[Data items]
********************

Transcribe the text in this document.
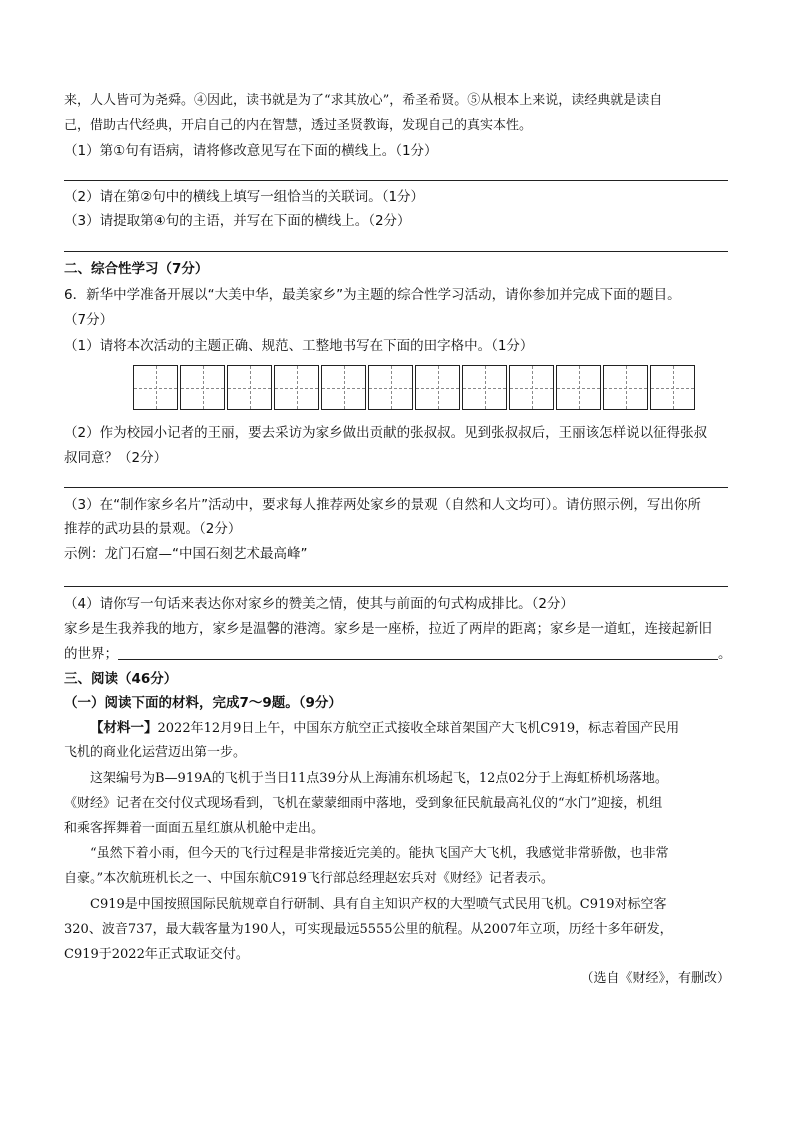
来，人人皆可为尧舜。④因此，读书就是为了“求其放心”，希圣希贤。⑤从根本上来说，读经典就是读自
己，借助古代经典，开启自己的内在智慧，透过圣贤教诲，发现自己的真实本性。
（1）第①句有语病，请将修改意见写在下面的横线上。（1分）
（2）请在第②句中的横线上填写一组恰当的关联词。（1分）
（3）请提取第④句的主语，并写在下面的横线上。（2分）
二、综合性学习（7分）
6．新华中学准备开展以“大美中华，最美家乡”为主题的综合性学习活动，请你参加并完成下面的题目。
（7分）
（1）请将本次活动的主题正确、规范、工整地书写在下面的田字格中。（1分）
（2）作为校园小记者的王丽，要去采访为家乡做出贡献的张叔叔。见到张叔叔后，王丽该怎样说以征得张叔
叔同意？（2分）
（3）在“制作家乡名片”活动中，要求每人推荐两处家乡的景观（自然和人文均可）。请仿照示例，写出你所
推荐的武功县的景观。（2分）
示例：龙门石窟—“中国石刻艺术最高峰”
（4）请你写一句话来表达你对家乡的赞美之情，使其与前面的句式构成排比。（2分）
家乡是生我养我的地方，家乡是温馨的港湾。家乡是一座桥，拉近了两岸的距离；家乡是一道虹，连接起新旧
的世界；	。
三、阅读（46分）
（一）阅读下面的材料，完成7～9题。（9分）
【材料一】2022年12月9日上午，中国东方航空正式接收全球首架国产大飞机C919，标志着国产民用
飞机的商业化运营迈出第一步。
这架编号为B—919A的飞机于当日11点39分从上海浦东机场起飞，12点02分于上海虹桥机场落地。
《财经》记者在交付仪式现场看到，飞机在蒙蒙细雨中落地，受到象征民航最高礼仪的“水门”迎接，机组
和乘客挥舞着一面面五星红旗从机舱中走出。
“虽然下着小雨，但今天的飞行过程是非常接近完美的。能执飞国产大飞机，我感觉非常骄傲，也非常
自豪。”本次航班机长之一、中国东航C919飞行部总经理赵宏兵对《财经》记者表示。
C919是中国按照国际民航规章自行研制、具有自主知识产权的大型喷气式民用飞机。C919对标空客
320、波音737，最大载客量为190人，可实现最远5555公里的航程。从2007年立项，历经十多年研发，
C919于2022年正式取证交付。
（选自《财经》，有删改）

********************

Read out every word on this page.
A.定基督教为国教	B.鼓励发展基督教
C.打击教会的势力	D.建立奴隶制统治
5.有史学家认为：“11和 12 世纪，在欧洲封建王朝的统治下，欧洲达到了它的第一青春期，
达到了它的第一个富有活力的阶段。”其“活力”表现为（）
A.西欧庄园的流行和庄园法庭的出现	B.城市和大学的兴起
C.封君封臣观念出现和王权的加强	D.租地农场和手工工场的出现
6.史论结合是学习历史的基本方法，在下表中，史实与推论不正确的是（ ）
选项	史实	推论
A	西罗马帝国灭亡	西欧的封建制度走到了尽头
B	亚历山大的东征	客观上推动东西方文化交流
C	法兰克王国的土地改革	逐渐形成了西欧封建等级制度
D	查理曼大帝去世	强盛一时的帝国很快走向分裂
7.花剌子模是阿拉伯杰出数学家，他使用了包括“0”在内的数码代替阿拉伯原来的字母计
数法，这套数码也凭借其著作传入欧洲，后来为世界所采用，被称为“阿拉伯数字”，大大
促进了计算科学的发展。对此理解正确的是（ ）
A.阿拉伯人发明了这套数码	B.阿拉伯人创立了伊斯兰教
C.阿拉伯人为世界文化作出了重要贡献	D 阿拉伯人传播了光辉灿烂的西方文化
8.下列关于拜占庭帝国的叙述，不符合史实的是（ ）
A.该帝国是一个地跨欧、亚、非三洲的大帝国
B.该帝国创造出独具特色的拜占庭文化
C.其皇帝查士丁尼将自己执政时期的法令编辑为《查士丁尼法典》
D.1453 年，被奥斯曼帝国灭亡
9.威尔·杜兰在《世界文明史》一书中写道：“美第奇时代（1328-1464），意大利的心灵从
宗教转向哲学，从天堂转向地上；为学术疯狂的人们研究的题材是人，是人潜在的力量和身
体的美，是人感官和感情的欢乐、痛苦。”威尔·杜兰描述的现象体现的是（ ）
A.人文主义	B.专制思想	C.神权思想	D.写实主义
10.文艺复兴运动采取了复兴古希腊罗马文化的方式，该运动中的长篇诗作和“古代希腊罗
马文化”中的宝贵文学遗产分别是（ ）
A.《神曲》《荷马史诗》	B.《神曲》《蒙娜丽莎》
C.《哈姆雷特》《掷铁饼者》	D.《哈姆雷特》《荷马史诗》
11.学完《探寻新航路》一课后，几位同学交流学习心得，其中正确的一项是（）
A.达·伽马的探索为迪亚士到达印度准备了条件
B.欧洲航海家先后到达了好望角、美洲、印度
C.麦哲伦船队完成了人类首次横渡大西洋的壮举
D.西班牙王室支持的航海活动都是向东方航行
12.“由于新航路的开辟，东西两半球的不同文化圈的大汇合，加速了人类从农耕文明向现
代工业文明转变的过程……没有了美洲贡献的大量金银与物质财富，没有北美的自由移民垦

********************

Identify each line containing the string "this" and copy it out.

Transcribe the text in this document.
Read out every word on this page.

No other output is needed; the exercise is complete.